__WHAT THE TASK REQUIRES__
Write the listing out again exactly as it stands, with no images.

-- Opening Marker --

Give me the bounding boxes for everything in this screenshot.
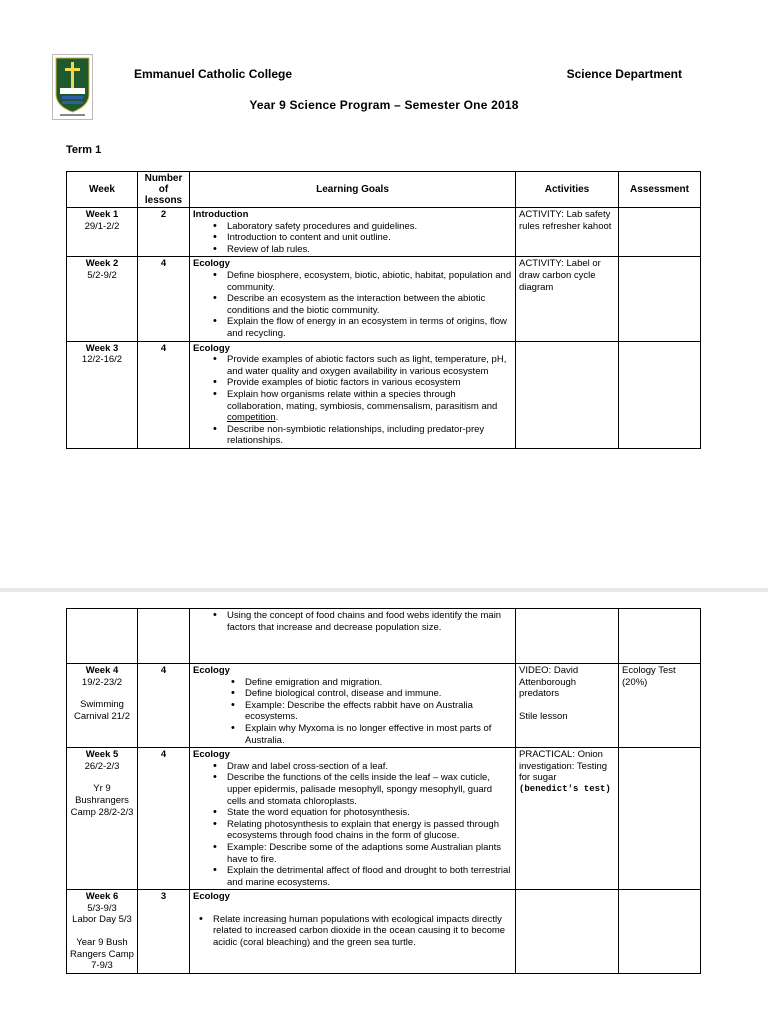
goal-item: • Example: Describe the effects rabbit have on Australia ecosystems. [245,700,512,723]
activity-text: Stile lesson [519,710,568,722]
table-row [67,257,701,341]
week-event: Yr 9 Bushrangers Camp 28/2-2/3 [70,783,134,818]
school-name: Emmanuel Catholic College [134,67,293,81]
topic-label: Introduction [193,209,249,220]
goal-item: • Describe an ecosystem as the interaction between the abiotic conditions and the biotic community. [227,293,512,316]
assessment-cell [619,257,701,341]
learning-goals-cell [190,208,516,257]
activities-cell [516,341,619,448]
goal-item: • Define biosphere, ecosystem, biotic, abiotic, habitat, population and community. [227,270,512,293]
lesson-count: 4 [138,257,190,341]
week-label: Week 1 [85,209,119,220]
week-label: Week 5 [85,749,119,761]
goal-item: • Provide examples of abiotic factors such as light, temperature, pH, and water quality and oxygen availability in various ecosystem [227,354,512,377]
table-row [67,890,701,974]
lesson-count: 4 [138,748,190,890]
program-table-page-1 [66,171,701,449]
learning-goals-cell [190,748,516,890]
assessment-cell [619,748,701,890]
goal-item: • Provide examples of biotic factors in various ecosystem [227,377,512,389]
assessment-cell [619,890,701,974]
assessment-cell [619,208,701,257]
topic-label: Ecology [193,665,230,676]
goal-item: • Explain the detrimental affect of flood and drought to both terrestrial and marine ecosystems. [227,865,512,888]
week-dates: 5/2-9/2 [87,269,117,281]
week-event: Labor Day 5/3 [72,914,132,926]
goal-item: • Explain why Myxoma is no longer effective in most parts of Australia. [245,723,512,746]
week-event: Swimming Carnival 21/2 [74,699,130,722]
document-page-2 [0,592,768,1024]
assessment-cell: Ecology Test (20%) [619,664,701,748]
week-cell [67,257,138,341]
activities-cell [516,890,619,974]
goal-item: • Example: Describe some of the adaptions some Australian plants have to fire. [227,842,512,865]
goal-item: • Explain how organisms relate within a species through collaboration, mating, symbiosis, commensalism, parasitism and competition. [227,389,512,424]
goal-item: • Introduction to content and unit outline. [227,232,512,244]
topic-label: Ecology [193,749,230,761]
activity-text: VIDEO: David Attenborough predators [519,665,579,700]
week-dates: 19/2-23/2 [81,676,123,688]
table-row [67,208,701,257]
learning-goals-cell [190,341,516,448]
week-cell [67,208,138,257]
week-cell [67,748,138,890]
goal-item: • Using the concept of food chains and food webs identify the main factors that increase and decrease population size. [227,610,512,633]
week-dates: 12/2-16/2 [81,354,123,366]
activity-text: PRACTICAL: Onion investigation: Testing for sugar [519,749,608,784]
term-label: Term 1 [66,144,102,156]
header-week: Week [67,172,138,208]
goal-item: • Relating photosynthesis to explain that energy is passed through ecosystems through food chains in the form of glucose. [227,819,512,842]
week-label: Week 4 [85,665,119,676]
lesson-count [138,609,190,664]
topic-label: Ecology [193,258,230,270]
week-label: Week 2 [85,258,119,270]
activities-cell [516,748,619,890]
learning-goals-cell [190,609,516,664]
week-label: Week 6 [85,891,119,903]
week-dates: 29/1-2/2 [84,220,120,232]
lesson-count: 2 [138,208,190,257]
goal-underlined-word: competition [227,412,276,424]
topic-label: Ecology [193,891,230,903]
learning-goals-cell [190,890,516,974]
table-header-row [67,172,701,208]
activity-text: ACTIVITY: Label or draw carbon cycle diagram [519,258,601,293]
week-cell [67,664,138,748]
goal-item: • Relate increasing human populations with ecological impacts directly related to increased carbon dioxide in the ocean causing it to become acidic (coral bleaching) and the green sea turtle. [213,914,512,949]
table-row [67,341,701,448]
header-assessment: Assessment [619,172,701,208]
assessment-cell [619,609,701,664]
program-table-page-2 [66,608,701,974]
goal-item: • Define emigration and migration. [245,677,512,689]
goal-item: • Describe non-symbiotic relationships, including predator-prey relationships. [227,424,512,447]
header-activities: Activities [516,172,619,208]
goal-item: • Explain the flow of energy in an ecosystem in terms of origins, flow and recycling. [227,316,512,339]
goal-item: • Describe the functions of the cells inside the leaf – wax cuticle, upper epidermis, palisade mesophyll, spongy mesophyll, guard cells and stomata chloroplasts. [227,772,512,807]
assessment-cell [619,341,701,448]
goal-text: Explain how organisms relate within a species through collaboration, mating, symbiosis, commensalism, parasitism and [227,388,498,412]
learning-goals-cell [190,664,516,748]
goal-item: • Draw and label cross-section of a leaf. [227,761,512,773]
week-dates: 26/2-2/3 [84,760,120,772]
week-cell [67,609,138,664]
lesson-count: 4 [138,341,190,448]
activities-cell [516,664,619,748]
week-cell [67,341,138,448]
activities-cell [516,208,619,257]
activity-text: ACTIVITY: Lab safety rules refresher kahoot [519,209,612,232]
activities-cell [516,609,619,664]
header-learning-goals: Learning Goals [190,172,516,208]
week-event: Year 9 Bush Rangers Camp 7-9/3 [70,937,134,972]
lesson-count: 3 [138,890,190,974]
week-label: Week 3 [85,342,119,354]
goal-item: • Define biological control, disease and immune. [245,688,512,700]
goal-item: • State the word equation for photosynthesis. [227,807,512,819]
topic-label: Ecology [193,342,230,354]
activities-cell [516,257,619,341]
activity-note: (benedict's test) [519,783,611,794]
table-row [67,748,701,890]
lesson-count: 4 [138,664,190,748]
program-title: Year 9 Science Program – Semester One 2018 [249,98,519,112]
header-lessons: Number of lessons [138,172,190,208]
goal-item: • Laboratory safety procedures and guidelines. [227,221,512,233]
department-name: Science Department [566,67,682,81]
week-cell [67,890,138,974]
learning-goals-cell [190,257,516,341]
table-row [67,609,701,664]
goal-item: • Review of lab rules. [227,244,512,256]
table-row [67,664,701,748]
week-dates: 5/3-9/3 [87,902,117,914]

-- Closing Marker --

__REPLY TO THE EXERCISE__
Give me the bounding boxes for everything in this screenshot.
goal-item: • Example: Describe the effects rabbit have on Australia ecosystems. [245,700,512,723]
activity-text: Stile lesson [519,710,568,722]
table-row [67,257,701,341]
week-event: Yr 9 Bushrangers Camp 28/2-2/3 [70,783,134,818]
school-name: Emmanuel Catholic College [134,67,293,81]
topic-label: Introduction [193,209,249,220]
goal-item: • Describe an ecosystem as the interaction between the abiotic conditions and the biotic community. [227,293,512,316]
assessment-cell [619,257,701,341]
learning-goals-cell [190,208,516,257]
activities-cell [516,341,619,448]
goal-item: • Define biosphere, ecosystem, biotic, abiotic, habitat, population and community. [227,270,512,293]
lesson-count: 4 [138,257,190,341]
week-label: Week 1 [85,209,119,220]
week-label: Week 5 [85,749,119,761]
goal-item: • Provide examples of abiotic factors such as light, temperature, pH, and water quality and oxygen availability in various ecosystem [227,354,512,377]
table-row [67,890,701,974]
lesson-count: 4 [138,748,190,890]
program-table-page-1 [66,171,701,449]
learning-goals-cell [190,748,516,890]
assessment-cell [619,748,701,890]
goal-item: • Provide examples of biotic factors in various ecosystem [227,377,512,389]
assessment-cell [619,890,701,974]
assessment-cell [619,208,701,257]
topic-label: Ecology [193,665,230,676]
goal-item: • Explain the detrimental affect of flood and drought to both terrestrial and marine ecosystems. [227,865,512,888]
week-dates: 5/2-9/2 [87,269,117,281]
week-event: Labor Day 5/3 [72,914,132,926]
goal-item: • Explain why Myxoma is no longer effective in most parts of Australia. [245,723,512,746]
week-event: Swimming Carnival 21/2 [74,699,130,722]
document-page-2 [0,592,768,1024]
assessment-cell: Ecology Test (20%) [619,664,701,748]
week-cell [67,257,138,341]
activities-cell [516,890,619,974]
goal-item: • Example: Describe some of the adaptions some Australian plants have to fire. [227,842,512,865]
goal-item: • Explain how organisms relate within a species through collaboration, mating, symbiosis, commensalism, parasitism and competition. [227,389,512,424]
goal-item: • Introduction to content and unit outline. [227,232,512,244]
topic-label: Ecology [193,749,230,761]
activity-text: VIDEO: David Attenborough predators [519,665,579,700]
week-dates: 19/2-23/2 [81,676,123,688]
table-row [67,208,701,257]
learning-goals-cell [190,341,516,448]
week-cell [67,208,138,257]
week-cell [67,748,138,890]
goal-item: • Using the concept of food chains and food webs identify the main factors that increase and decrease population size. [227,610,512,633]
week-dates: 12/2-16/2 [81,354,123,366]
activity-text: PRACTICAL: Onion investigation: Testing for sugar [519,749,608,784]
term-label: Term 1 [66,144,102,156]
header-week: Week [67,172,138,208]
goal-item: • Relating photosynthesis to explain that energy is passed through ecosystems through food chains in the form of glucose. [227,819,512,842]
week-label: Week 4 [85,665,119,676]
lesson-count [138,609,190,664]
topic-label: Ecology [193,258,230,270]
week-label: Week 2 [85,258,119,270]
activities-cell [516,748,619,890]
learning-goals-cell [190,609,516,664]
week-label: Week 6 [85,891,119,903]
week-dates: 29/1-2/2 [84,220,120,232]
lesson-count: 2 [138,208,190,257]
goal-underlined-word: competition [227,412,276,424]
topic-label: Ecology [193,891,230,903]
learning-goals-cell [190,890,516,974]
table-header-row [67,172,701,208]
activity-text: ACTIVITY: Label or draw carbon cycle diagram [519,258,601,293]
week-cell [67,664,138,748]
goal-item: • Relate increasing human populations with ecological impacts directly related to increased carbon dioxide in the ocean causing it to become acidic (coral bleaching) and the green sea turtle. [213,914,512,949]
table-row [67,341,701,448]
header-assessment: Assessment [619,172,701,208]
assessment-cell [619,609,701,664]
program-table-page-2 [66,608,701,974]
goal-item: • Define emigration and migration. [245,677,512,689]
goal-item: • Describe non-symbiotic relationships, including predator-prey relationships. [227,424,512,447]
header-activities: Activities [516,172,619,208]
goal-item: • Explain the flow of energy in an ecosystem in terms of origins, flow and recycling. [227,316,512,339]
goal-item: • Describe the functions of the cells inside the leaf – wax cuticle, upper epidermis, palisade mesophyll, spongy mesophyll, guard cells and stomata chloroplasts. [227,772,512,807]
assessment-cell [619,341,701,448]
goal-text: Explain how organisms relate within a species through collaboration, mating, symbiosis, commensalism, parasitism and [227,388,498,412]
learning-goals-cell [190,664,516,748]
goal-item: • Draw and label cross-section of a leaf. [227,761,512,773]
week-dates: 26/2-2/3 [84,760,120,772]
week-cell [67,609,138,664]
lesson-count: 4 [138,341,190,448]
activities-cell [516,664,619,748]
week-cell [67,341,138,448]
activities-cell [516,208,619,257]
activity-text: ACTIVITY: Lab safety rules refresher kahoot [519,209,612,232]
activities-cell [516,609,619,664]
header-learning-goals: Learning Goals [190,172,516,208]
week-event: Year 9 Bush Rangers Camp 7-9/3 [70,937,134,972]
lesson-count: 3 [138,890,190,974]
week-label: Week 3 [85,342,119,354]
goal-item: • Define biological control, disease and immune. [245,688,512,700]
goal-item: • State the word equation for photosynthesis. [227,807,512,819]
topic-label: Ecology [193,342,230,354]
activities-cell [516,257,619,341]
activity-note: (benedict's test) [519,783,611,794]
table-row [67,748,701,890]
lesson-count: 4 [138,664,190,748]
program-title: Year 9 Science Program – Semester One 2018 [249,98,519,112]
header-lessons: Number of lessons [138,172,190,208]
goal-item: • Laboratory safety procedures and guidelines. [227,221,512,233]
department-name: Science Department [566,67,682,81]
week-cell [67,890,138,974]
learning-goals-cell [190,257,516,341]
table-row [67,609,701,664]
goal-item: • Review of lab rules. [227,244,512,256]
table-row [67,664,701,748]
week-dates: 5/3-9/3 [87,902,117,914]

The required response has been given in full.